#### [DIRECTIVE]
Present every line in which the string "jobid" appears.
>> begin GIVEN INFORMATION
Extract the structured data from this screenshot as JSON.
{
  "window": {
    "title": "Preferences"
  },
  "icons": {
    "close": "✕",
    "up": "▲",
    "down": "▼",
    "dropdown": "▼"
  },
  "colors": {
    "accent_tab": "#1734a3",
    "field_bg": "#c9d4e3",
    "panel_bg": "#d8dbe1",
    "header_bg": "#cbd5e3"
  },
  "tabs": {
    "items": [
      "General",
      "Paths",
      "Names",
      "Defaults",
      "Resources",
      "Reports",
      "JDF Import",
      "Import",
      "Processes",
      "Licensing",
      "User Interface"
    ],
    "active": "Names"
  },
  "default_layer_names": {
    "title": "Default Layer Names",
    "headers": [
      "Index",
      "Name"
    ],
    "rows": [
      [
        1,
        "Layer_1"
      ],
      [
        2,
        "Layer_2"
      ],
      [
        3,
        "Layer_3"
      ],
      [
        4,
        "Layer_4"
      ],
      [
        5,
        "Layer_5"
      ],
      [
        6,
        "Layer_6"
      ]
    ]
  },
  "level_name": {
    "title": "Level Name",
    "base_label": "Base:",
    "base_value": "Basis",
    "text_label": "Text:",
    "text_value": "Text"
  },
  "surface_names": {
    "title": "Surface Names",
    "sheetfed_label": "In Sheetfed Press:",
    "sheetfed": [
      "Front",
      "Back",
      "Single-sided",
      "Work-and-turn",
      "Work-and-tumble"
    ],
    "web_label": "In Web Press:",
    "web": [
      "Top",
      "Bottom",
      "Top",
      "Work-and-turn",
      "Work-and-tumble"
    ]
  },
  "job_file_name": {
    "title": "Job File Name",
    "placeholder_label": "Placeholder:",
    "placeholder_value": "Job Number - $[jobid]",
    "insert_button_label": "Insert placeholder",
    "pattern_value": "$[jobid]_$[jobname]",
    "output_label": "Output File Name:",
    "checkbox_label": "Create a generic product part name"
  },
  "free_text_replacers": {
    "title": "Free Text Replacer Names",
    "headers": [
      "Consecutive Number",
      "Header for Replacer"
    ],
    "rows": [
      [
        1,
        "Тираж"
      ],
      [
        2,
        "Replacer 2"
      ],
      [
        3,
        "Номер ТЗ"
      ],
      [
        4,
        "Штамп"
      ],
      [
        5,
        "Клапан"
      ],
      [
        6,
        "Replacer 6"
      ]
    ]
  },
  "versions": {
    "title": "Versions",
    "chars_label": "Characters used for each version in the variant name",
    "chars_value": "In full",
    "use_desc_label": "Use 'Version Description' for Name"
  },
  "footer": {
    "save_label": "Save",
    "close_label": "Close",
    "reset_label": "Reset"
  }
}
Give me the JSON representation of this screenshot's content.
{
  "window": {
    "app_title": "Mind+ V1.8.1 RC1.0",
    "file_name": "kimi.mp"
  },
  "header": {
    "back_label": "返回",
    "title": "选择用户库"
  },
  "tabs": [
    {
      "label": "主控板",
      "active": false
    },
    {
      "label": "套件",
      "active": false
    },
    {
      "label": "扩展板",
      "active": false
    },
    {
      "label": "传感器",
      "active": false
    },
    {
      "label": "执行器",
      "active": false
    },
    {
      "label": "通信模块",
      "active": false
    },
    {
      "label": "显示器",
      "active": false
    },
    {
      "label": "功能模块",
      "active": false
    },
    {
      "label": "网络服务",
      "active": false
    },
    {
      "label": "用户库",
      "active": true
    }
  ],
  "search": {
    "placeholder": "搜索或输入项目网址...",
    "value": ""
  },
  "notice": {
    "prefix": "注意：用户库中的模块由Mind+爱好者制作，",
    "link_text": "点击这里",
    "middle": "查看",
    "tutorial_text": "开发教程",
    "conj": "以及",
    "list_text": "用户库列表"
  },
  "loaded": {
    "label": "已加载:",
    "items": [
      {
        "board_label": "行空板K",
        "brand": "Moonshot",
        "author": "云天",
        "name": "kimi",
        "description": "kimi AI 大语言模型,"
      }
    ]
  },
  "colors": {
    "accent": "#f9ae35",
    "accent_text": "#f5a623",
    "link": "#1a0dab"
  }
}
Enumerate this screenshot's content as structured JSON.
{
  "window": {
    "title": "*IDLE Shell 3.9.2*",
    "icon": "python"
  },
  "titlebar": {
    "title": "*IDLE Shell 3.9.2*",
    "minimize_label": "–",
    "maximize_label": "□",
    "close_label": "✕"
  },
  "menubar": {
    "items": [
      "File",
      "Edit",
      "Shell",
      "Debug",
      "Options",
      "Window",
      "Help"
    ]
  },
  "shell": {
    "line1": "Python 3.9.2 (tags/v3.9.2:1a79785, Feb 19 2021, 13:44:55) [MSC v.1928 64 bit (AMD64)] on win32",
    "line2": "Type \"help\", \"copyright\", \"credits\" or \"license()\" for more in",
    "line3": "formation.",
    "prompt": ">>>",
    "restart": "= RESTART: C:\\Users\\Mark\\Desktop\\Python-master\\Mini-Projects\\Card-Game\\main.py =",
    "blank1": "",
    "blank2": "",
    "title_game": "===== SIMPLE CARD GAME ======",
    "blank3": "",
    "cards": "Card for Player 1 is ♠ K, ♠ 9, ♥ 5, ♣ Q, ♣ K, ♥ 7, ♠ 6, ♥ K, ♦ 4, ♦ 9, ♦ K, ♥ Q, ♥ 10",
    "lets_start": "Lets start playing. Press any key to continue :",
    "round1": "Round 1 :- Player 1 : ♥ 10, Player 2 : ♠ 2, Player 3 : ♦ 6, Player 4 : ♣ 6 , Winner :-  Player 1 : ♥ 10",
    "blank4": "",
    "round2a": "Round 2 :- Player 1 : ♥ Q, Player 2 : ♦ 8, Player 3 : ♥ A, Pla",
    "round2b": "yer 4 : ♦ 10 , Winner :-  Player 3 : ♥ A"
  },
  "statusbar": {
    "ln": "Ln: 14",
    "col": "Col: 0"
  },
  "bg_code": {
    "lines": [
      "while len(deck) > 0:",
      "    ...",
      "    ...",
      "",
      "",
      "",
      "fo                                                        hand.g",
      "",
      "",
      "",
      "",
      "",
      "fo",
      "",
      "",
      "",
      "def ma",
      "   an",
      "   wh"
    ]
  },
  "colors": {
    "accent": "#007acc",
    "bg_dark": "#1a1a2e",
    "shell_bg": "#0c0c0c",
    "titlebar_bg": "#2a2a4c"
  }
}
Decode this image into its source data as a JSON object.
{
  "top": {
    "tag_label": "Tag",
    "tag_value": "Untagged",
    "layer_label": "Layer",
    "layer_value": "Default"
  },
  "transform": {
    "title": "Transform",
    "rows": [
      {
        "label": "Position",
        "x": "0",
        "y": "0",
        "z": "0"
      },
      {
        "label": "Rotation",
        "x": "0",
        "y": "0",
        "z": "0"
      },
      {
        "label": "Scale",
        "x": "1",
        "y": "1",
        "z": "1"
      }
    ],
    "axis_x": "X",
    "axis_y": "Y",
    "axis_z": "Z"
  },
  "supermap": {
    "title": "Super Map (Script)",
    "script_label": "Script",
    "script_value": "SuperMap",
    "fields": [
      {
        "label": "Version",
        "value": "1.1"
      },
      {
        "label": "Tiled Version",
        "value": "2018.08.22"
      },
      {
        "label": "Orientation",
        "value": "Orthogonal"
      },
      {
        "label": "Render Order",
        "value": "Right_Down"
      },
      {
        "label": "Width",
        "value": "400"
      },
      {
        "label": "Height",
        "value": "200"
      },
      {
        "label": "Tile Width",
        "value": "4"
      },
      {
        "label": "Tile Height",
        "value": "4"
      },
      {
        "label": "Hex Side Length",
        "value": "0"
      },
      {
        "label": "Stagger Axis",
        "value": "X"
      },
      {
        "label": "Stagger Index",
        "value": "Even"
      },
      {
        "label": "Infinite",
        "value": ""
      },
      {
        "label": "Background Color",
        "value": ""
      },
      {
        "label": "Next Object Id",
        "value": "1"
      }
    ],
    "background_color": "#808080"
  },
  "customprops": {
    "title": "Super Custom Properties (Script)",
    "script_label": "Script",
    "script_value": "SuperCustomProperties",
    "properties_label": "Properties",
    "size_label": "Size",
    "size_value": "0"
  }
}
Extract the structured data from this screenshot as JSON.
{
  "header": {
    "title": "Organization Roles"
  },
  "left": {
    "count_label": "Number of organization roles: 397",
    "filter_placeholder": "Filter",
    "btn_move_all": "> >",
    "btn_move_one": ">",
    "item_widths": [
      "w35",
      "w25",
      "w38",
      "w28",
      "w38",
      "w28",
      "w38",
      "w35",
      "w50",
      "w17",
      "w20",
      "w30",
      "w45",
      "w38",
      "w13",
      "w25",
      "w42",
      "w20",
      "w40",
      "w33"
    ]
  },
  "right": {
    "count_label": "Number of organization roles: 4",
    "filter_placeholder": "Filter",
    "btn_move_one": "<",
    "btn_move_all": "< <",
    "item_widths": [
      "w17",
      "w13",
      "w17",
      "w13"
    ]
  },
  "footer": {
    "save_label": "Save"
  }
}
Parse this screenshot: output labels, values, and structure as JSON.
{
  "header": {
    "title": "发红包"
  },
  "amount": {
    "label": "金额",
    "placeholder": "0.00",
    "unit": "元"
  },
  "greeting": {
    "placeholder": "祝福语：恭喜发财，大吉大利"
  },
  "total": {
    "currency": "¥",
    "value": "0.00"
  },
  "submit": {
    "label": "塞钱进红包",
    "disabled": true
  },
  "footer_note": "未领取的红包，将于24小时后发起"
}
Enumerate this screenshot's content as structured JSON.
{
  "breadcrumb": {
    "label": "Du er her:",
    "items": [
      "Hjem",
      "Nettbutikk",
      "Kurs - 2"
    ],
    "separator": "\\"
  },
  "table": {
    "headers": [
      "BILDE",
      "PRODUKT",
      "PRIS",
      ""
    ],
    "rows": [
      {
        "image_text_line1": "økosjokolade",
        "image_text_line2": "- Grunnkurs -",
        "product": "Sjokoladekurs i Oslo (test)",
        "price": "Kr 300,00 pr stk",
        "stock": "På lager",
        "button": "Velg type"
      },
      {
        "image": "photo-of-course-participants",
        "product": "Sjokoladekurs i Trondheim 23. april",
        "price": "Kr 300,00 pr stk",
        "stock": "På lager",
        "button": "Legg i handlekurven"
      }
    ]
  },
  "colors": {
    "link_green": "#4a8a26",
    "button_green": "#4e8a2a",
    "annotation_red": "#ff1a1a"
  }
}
>> end GIVEN INFORMATION
#### [THE SOLUTION]
    "placeholder_value": "Job Number - $[jobid]",
    "pattern_value": "$[jobid]_$[jobname]",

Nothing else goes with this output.